Santa Barbara County Animal Services has noted a recent uptick of cases of canine respiratory disease and parvovirus infection in the Santa Maria area. The owners of dogs and puppies are advised to consult their veterinarians to ensure their animals are current on recommended vaccines and are informed about how to keep them safe and healthy.
Canine parvovirus is an extremely infectious virus that is present year-round in the environment. This virus can cause very serious disease and death in dogs and puppies. Symptoms of this disease include vomiting, diarrhea, lethargy, and loss of appetite. Puppies are at greatest risk of contracting the virus, as their immune systems are not yet fully developed.
“The chances of a dog or puppy becoming infected with parvovirus are greatly reduced with proper vaccination,” said Dr. Ginger White, director of Shelter Medicine for Santa Barbara County Animal Services. “Not only can a simple vaccine potentially save your pet’s life, but it can save thousands of dollars in veterinary expenses and heartbreak for dog owners.”

• DATA EXTRACT
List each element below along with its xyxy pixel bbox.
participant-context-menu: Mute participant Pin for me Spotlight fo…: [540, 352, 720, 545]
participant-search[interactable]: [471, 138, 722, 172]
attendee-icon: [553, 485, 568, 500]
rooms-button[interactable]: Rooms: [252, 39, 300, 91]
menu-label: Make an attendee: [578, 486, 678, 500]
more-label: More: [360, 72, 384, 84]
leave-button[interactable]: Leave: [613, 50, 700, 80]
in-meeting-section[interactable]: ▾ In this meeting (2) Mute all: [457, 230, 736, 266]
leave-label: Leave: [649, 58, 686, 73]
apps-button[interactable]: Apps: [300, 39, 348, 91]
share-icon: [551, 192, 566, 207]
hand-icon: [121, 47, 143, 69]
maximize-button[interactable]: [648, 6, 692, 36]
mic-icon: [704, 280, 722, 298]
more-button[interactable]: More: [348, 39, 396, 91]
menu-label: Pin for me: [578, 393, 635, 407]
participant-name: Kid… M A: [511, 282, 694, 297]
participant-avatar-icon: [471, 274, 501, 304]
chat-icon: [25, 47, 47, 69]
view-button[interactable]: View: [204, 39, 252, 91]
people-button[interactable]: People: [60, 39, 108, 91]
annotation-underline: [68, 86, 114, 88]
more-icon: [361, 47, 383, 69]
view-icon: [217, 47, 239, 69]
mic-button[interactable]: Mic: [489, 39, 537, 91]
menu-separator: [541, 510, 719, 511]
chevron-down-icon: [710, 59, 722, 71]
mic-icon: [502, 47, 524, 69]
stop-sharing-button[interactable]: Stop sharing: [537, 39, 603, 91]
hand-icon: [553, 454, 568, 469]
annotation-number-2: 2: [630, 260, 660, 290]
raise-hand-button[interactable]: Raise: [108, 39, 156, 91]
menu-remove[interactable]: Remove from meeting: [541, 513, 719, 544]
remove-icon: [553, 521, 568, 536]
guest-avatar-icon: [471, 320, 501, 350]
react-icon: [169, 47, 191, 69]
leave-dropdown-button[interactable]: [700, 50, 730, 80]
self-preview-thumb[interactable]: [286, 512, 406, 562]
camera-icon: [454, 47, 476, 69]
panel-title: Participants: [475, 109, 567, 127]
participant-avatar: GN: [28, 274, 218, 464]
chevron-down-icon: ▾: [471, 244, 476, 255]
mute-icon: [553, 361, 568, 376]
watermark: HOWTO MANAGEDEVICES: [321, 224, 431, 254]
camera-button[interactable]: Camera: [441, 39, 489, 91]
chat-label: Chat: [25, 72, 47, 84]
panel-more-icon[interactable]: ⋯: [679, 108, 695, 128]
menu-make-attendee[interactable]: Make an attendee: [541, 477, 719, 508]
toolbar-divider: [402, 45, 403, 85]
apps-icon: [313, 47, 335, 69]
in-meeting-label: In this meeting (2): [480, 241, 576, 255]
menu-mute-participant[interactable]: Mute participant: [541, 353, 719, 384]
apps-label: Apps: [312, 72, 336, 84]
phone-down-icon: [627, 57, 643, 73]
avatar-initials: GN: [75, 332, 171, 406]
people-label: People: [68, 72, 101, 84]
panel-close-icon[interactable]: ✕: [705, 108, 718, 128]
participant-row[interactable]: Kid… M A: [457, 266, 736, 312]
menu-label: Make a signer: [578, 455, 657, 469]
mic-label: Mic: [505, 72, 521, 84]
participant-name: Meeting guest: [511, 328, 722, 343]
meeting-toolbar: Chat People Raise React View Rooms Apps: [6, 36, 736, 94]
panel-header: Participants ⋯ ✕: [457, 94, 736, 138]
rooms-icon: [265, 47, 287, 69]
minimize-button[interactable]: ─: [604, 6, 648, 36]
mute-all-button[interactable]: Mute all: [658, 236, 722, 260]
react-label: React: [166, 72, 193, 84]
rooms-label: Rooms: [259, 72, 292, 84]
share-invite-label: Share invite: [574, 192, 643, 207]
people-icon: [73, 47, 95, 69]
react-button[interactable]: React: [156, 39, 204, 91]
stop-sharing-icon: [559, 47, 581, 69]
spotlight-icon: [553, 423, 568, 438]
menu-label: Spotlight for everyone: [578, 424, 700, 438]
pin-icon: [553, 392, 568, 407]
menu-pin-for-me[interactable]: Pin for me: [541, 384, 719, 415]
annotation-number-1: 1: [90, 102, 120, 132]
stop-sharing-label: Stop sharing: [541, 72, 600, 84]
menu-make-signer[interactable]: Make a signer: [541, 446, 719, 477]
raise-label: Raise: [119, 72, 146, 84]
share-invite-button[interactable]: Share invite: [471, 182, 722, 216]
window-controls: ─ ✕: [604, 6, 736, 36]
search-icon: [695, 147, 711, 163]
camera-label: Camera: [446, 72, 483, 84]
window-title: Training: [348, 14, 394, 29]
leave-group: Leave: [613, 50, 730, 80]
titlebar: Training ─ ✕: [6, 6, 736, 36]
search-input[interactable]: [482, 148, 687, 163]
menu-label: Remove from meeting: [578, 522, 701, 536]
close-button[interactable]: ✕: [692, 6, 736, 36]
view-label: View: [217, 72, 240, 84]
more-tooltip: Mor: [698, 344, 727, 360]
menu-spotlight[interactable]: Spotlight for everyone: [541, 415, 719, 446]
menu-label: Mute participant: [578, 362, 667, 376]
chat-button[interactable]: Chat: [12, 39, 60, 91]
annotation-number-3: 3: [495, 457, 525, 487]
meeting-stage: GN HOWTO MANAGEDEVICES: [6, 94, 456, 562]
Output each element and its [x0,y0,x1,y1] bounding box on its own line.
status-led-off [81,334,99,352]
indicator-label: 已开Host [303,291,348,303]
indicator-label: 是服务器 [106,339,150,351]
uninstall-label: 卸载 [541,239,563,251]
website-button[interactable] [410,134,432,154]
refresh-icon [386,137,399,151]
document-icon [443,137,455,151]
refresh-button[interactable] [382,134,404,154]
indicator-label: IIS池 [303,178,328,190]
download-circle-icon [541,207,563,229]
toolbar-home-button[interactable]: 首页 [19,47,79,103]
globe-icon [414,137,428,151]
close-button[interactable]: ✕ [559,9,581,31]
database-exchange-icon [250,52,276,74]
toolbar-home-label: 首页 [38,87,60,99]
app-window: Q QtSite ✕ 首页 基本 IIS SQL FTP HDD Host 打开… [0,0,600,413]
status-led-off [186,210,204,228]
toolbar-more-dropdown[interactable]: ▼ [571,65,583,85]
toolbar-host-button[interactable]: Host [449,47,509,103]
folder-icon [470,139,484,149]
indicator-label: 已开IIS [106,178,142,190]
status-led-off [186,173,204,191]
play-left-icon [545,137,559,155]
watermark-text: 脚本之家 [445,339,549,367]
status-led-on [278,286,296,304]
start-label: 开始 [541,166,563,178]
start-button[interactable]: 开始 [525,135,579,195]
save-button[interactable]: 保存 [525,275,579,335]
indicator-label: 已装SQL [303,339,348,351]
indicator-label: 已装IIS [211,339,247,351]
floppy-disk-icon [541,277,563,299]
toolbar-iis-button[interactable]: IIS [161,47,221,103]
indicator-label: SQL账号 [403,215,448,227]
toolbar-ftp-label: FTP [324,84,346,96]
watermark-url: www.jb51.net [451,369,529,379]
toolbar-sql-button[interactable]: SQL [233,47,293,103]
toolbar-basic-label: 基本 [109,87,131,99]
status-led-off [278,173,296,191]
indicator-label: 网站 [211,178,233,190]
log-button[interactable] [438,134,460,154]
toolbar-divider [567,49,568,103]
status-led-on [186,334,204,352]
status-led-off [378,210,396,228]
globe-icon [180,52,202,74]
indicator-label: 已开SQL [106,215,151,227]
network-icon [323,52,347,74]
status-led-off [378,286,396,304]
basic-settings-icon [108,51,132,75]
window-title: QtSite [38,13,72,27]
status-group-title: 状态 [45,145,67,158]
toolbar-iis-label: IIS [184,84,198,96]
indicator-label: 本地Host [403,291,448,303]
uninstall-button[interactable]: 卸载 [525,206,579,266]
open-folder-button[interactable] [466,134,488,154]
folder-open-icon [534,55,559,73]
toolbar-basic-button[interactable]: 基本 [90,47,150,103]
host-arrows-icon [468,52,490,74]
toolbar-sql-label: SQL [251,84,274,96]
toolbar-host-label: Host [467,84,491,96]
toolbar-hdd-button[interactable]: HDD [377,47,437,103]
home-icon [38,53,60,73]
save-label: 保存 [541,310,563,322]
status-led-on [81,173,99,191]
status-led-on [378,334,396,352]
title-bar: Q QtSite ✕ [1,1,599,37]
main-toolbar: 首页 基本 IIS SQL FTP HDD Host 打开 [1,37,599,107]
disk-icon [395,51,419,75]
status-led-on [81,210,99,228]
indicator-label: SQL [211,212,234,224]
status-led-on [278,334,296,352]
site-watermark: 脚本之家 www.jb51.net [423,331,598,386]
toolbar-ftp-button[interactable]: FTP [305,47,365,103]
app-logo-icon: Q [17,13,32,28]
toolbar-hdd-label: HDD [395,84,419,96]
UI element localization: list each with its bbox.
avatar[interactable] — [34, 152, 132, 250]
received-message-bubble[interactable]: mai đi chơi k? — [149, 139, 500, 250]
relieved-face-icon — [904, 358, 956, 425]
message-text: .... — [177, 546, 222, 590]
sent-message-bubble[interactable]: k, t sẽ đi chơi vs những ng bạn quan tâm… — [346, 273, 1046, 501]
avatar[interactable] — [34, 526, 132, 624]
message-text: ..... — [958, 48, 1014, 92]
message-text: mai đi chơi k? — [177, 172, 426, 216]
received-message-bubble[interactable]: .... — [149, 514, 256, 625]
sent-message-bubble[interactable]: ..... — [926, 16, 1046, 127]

• ACTIVITY A
In the text on canine parvovirus, why are puppies at greatest risk of contracting the virus?
• ACTIVITY B
Decide whether each statement agrees with the text on canine parvovirus, answering yes or no and quoting the words that settle it: (i) Canine parvovirus is present in the environment only during certain seasons. (ii) Loss of appetite is one symptom of the disease. (iii) Dr. Ginger White directs Shelter Medicine for Santa Barbara County Animal Services.
• ACTIVITY C
Write a continuation of the text on canine parvovirus and respiratory disease in the Santa Maria area, starting after its last sentence.

• YOUR RESPONSE A
Their immune systems are not yet fully developed.

• YOUR RESPONSE B
(i) No: "present year-round in the environment"
(ii) Yes: "vomiting, diarrhea, lethargy, and loss of appetite"
(iii) Yes: "director of Shelter Medicine for Santa Barbara County Animal Services"

• YOUR RESPONSE C
Because they are higher risk for contracting parvovirus, puppies should be restricted from public outdoor areas until their vaccination series is completed at approximately 16 weeks of age. Most often, the parvovirus vaccine is combined with Distemper virus and Adenovirus type 2 vaccines, but this can vary.
There are multiple different infectious agents that can cause respiratory disease in dogs and puppies. There are vaccinations available to help prevent many, but not all, of these infections.
Dogs who are boarded, go to dog parks/beaches, group training, grooming, dog shows, and group walks are considered to be at a higher risk for infectious respiratory disease. It is recommended that these dogs be vaccinated against infectious respiratory diseases caused by:
Adenovirus type 2
Both types of canine influenza virus (H3N2 and H3N8).
Although vaccinations are generally very effective, they do not provide complete protection from infection in every dog.